* Available records

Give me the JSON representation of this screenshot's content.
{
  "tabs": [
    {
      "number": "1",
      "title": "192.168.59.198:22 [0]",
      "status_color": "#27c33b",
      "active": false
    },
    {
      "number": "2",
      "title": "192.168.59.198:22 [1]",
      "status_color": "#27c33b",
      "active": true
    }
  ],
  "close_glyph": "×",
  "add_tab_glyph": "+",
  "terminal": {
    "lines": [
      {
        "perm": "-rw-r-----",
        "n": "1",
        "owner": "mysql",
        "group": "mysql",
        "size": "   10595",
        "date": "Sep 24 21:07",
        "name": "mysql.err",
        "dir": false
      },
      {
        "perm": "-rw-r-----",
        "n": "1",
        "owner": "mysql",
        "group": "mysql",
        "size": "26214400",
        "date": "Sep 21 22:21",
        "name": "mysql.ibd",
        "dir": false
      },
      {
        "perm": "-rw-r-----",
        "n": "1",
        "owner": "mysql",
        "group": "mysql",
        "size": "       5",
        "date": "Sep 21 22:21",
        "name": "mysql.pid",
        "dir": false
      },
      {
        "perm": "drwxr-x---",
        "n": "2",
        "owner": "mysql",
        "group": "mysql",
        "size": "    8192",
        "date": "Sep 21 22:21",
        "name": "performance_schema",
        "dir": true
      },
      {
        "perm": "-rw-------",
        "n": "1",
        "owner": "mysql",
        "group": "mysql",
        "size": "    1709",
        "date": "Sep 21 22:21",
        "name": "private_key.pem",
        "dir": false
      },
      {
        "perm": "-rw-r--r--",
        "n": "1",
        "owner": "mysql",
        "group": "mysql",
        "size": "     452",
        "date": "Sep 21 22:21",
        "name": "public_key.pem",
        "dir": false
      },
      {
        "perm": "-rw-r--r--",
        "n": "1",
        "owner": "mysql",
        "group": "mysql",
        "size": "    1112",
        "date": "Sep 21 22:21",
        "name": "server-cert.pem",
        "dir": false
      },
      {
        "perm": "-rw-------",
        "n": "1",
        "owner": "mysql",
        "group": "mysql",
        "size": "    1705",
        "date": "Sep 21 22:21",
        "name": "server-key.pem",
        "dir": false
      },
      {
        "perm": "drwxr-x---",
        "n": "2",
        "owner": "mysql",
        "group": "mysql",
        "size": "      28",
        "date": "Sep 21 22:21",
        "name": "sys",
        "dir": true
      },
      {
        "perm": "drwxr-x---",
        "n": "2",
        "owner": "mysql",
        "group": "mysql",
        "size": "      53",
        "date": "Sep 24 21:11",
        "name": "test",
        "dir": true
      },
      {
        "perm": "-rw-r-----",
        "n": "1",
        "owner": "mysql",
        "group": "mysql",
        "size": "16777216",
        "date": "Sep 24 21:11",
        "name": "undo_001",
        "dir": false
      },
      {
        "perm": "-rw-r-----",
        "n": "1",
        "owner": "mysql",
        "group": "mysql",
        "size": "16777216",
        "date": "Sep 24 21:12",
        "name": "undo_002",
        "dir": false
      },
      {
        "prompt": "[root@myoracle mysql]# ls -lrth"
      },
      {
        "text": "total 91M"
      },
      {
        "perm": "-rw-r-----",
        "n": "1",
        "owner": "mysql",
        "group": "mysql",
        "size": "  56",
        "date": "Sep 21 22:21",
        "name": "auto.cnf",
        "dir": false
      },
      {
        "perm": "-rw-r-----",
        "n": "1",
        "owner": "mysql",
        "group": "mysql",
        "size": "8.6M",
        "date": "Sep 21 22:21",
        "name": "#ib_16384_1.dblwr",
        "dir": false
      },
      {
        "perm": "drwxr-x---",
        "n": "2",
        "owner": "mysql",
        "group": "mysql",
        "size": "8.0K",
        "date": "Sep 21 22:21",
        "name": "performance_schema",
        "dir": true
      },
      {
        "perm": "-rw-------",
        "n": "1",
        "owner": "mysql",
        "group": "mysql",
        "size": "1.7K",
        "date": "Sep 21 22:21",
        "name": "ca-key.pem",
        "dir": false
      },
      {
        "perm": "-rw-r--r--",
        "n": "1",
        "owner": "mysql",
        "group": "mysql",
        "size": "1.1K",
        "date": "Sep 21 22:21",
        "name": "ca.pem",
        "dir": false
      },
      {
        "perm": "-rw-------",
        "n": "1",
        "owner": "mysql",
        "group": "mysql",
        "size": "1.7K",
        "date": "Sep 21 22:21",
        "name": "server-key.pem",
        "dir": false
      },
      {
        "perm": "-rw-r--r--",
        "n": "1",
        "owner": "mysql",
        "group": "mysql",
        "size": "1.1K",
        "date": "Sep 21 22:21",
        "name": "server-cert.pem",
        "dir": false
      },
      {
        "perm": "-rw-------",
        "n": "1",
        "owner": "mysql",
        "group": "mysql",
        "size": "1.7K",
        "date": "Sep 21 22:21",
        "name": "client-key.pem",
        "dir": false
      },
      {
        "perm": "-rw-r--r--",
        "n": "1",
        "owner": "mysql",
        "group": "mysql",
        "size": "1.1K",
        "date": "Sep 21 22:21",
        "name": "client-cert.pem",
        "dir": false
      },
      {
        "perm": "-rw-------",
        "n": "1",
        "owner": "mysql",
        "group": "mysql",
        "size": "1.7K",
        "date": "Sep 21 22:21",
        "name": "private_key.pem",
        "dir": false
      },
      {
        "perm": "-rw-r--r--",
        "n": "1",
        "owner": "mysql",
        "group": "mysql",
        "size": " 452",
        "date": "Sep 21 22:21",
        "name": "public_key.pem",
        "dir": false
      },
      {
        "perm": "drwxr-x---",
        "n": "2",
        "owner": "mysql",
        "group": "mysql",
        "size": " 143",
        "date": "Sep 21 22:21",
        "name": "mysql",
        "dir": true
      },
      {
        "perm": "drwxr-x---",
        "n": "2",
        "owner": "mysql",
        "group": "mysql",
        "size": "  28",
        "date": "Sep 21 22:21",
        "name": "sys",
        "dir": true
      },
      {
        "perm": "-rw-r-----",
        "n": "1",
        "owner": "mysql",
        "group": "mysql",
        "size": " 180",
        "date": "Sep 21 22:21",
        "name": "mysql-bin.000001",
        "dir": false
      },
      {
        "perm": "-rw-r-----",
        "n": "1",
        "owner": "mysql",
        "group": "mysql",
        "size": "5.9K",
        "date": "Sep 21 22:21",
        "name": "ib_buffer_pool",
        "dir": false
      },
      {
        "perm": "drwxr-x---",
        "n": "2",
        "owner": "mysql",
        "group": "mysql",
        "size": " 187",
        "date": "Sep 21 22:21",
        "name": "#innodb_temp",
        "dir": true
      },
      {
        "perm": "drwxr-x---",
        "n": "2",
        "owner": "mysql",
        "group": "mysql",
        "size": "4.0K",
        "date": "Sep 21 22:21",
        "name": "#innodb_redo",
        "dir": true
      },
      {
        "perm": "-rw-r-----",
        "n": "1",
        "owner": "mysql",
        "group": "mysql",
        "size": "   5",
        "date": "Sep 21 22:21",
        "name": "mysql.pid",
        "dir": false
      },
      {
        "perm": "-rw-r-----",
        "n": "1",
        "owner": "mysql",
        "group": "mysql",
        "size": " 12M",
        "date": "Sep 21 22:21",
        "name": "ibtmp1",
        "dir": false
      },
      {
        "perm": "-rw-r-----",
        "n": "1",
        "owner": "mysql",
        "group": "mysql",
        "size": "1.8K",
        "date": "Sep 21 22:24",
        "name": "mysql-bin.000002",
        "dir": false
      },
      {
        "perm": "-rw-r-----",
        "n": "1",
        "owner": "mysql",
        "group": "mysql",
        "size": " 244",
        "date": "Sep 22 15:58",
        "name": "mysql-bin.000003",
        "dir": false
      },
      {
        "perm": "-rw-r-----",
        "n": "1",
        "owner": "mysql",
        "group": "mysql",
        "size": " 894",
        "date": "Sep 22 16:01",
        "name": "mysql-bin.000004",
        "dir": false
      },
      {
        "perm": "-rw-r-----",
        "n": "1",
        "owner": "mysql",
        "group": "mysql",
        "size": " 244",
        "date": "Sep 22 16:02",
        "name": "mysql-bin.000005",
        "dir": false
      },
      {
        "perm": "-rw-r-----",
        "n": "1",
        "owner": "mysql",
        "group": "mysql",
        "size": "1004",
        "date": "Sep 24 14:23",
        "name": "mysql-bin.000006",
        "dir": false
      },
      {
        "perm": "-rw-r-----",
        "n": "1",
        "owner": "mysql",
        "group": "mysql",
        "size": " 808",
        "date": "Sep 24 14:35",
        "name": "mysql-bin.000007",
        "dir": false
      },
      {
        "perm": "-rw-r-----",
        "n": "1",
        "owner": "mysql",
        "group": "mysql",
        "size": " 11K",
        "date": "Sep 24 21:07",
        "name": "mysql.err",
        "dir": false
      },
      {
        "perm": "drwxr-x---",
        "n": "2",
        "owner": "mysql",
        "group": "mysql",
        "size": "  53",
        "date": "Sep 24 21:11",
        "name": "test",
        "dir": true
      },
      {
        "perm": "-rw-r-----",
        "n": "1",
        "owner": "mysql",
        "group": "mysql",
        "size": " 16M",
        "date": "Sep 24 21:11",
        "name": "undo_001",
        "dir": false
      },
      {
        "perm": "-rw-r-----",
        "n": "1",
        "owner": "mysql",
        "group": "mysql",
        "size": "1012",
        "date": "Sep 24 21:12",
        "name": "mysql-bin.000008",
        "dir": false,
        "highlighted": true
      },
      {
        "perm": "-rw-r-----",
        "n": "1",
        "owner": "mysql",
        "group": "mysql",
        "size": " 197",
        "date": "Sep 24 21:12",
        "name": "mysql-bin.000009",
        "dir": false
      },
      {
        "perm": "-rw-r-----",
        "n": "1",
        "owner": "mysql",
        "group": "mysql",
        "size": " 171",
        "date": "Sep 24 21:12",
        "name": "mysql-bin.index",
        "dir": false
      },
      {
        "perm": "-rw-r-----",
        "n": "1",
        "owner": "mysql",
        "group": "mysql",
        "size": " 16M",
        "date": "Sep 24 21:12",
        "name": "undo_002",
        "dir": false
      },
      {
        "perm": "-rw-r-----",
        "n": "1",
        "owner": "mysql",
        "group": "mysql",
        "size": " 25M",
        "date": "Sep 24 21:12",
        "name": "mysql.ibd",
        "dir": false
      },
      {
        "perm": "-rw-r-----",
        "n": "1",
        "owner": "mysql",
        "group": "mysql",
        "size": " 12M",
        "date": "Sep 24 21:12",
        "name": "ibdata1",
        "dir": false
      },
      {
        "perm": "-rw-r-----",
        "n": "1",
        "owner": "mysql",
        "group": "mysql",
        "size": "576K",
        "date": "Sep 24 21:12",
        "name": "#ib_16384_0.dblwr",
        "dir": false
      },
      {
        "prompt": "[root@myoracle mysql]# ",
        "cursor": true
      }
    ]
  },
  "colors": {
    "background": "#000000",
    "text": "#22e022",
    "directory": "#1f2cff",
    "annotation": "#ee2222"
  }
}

* What the task asks
Copy every line of the listing containing the string "client".

* Completed exercise
        "name": "client-key.pem",
        "name": "client-cert.pem",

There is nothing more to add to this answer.